GOAL. Take every line where the string "this" appears and copy it.

(Items from a figure collection)
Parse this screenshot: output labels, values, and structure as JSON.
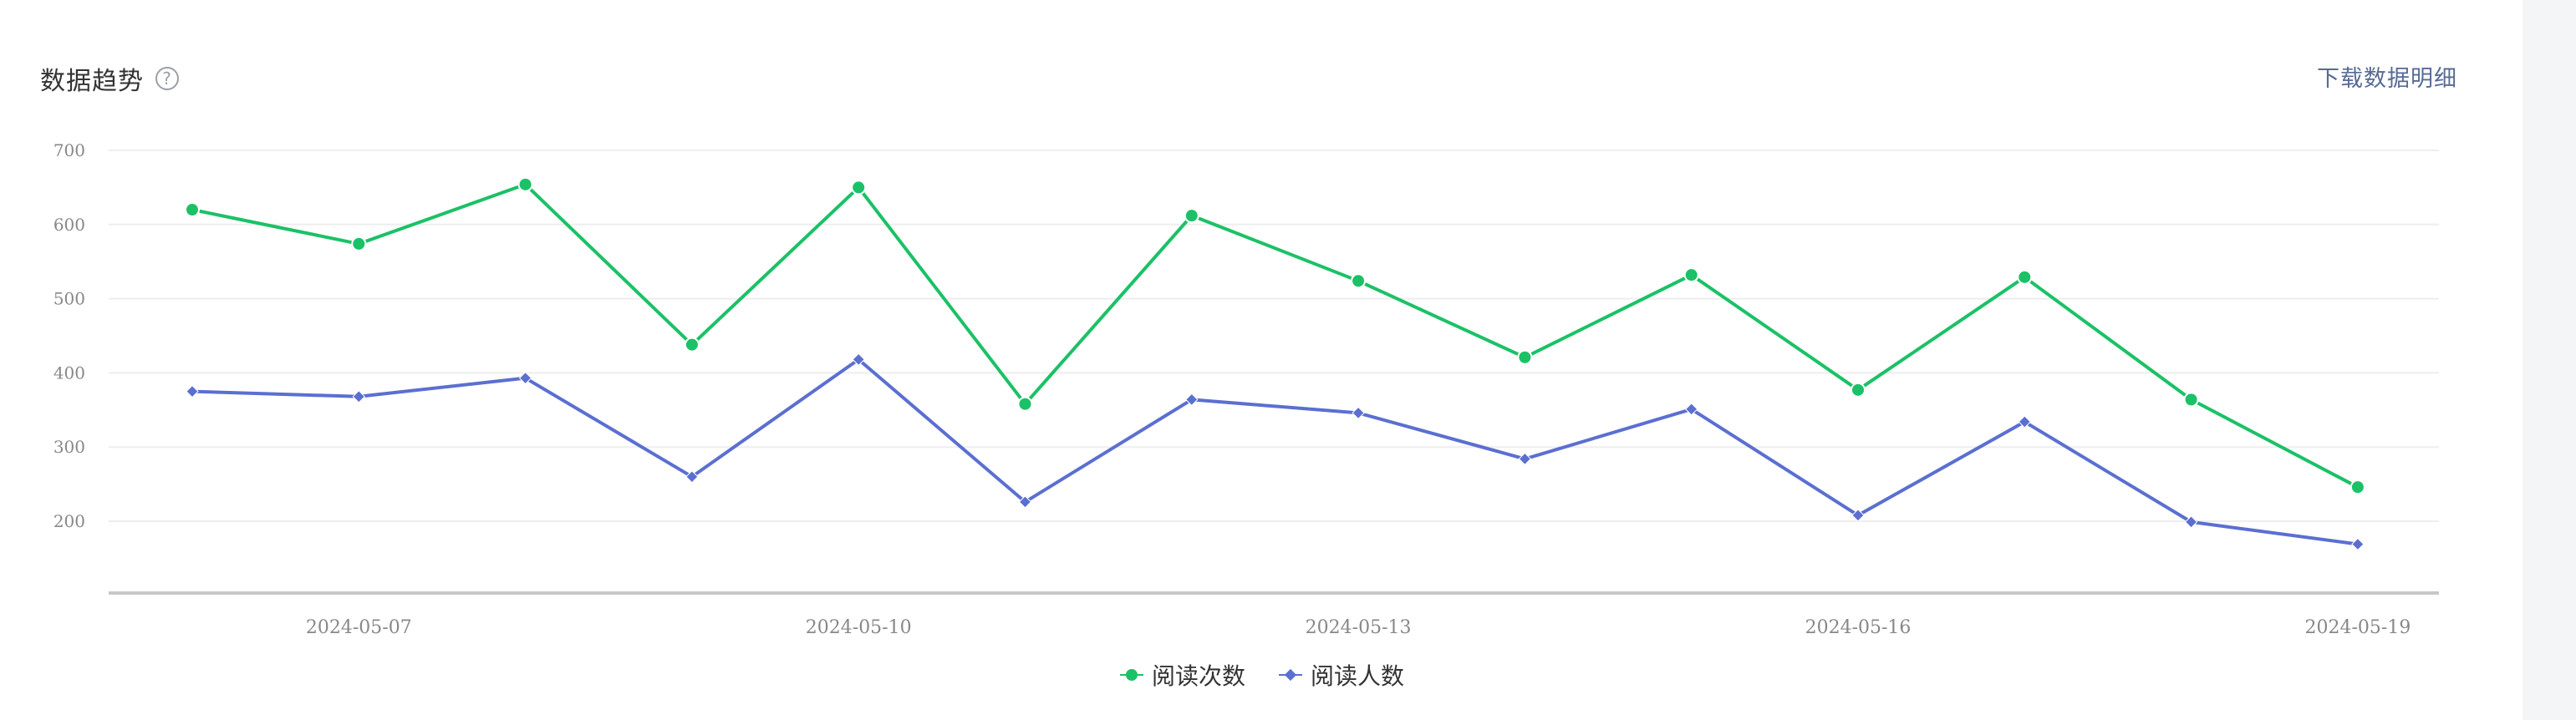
{
  "header": {
    "title": "数据趋势",
    "help_symbol": "?",
    "download_label": "下载数据明细"
  },
  "colors": {
    "series_reads": "#1bc166",
    "series_readers": "#5b6fd1",
    "grid": "#eeeeee",
    "axis": "#c8c8c8",
    "tick_text": "#888888"
  },
  "chart_data": {
    "type": "line",
    "title": "数据趋势",
    "x": [
      "2024-05-06",
      "2024-05-07",
      "2024-05-08",
      "2024-05-09",
      "2024-05-10",
      "2024-05-11",
      "2024-05-12",
      "2024-05-13",
      "2024-05-14",
      "2024-05-15",
      "2024-05-16",
      "2024-05-17",
      "2024-05-18",
      "2024-05-19"
    ],
    "x_tick_labels": [
      "2024-05-07",
      "2024-05-10",
      "2024-05-13",
      "2024-05-16",
      "2024-05-19"
    ],
    "y_ticks": [
      200,
      300,
      400,
      500,
      600,
      700
    ],
    "ylim": [
      100,
      700
    ],
    "grid": true,
    "legend_position": "bottom-center",
    "series": [
      {
        "name": "阅读次数",
        "marker": "circle",
        "values": [
          620,
          574,
          654,
          438,
          650,
          358,
          612,
          524,
          421,
          532,
          377,
          529,
          364,
          246
        ]
      },
      {
        "name": "阅读人数",
        "marker": "diamond",
        "values": [
          375,
          368,
          393,
          260,
          418,
          226,
          364,
          346,
          284,
          351,
          208,
          334,
          199,
          169
        ]
      }
    ]
  }
}
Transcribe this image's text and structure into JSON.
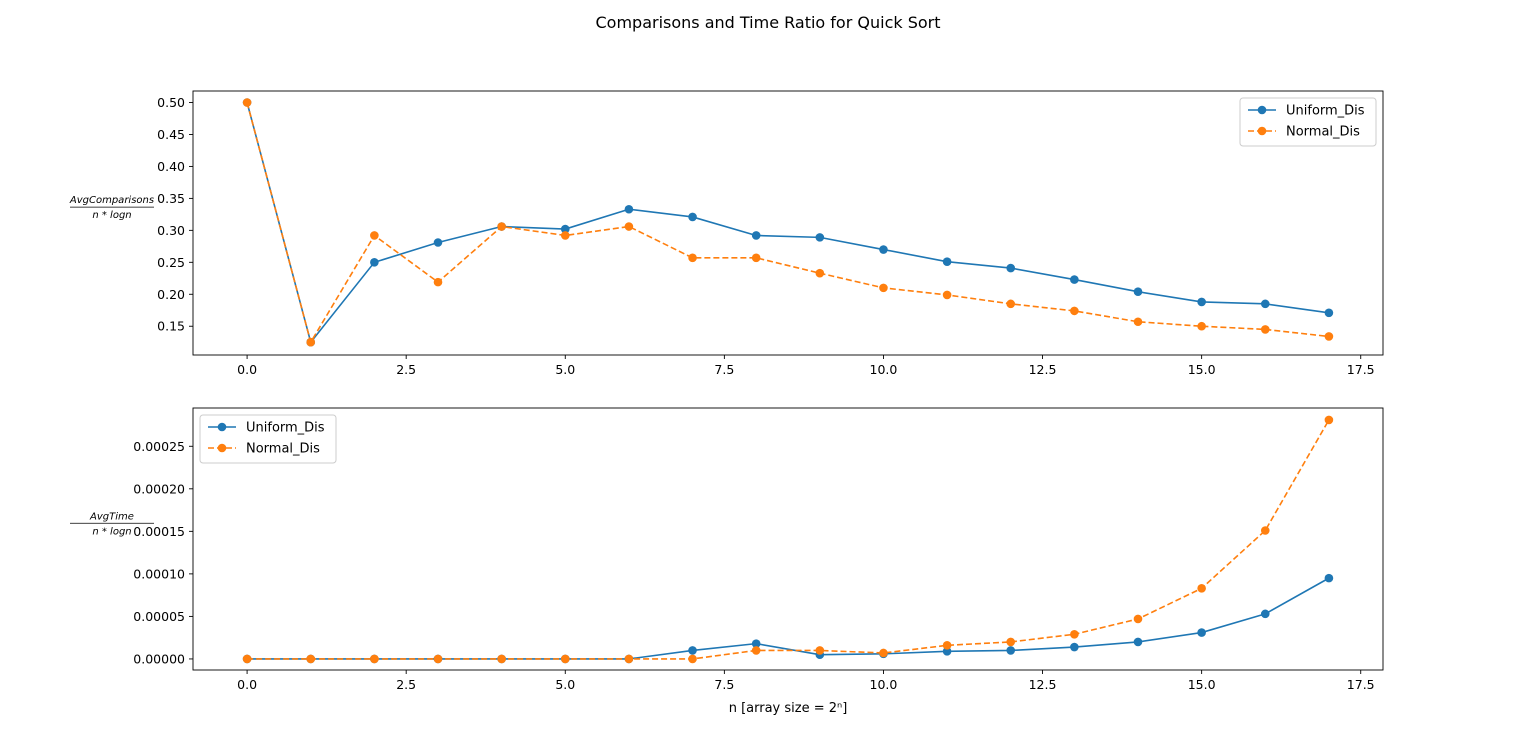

IN RESPONSE.
Parse this screenshot: output labels, values, and structure as JSON.
Transcribe this image's text and structure into JSON.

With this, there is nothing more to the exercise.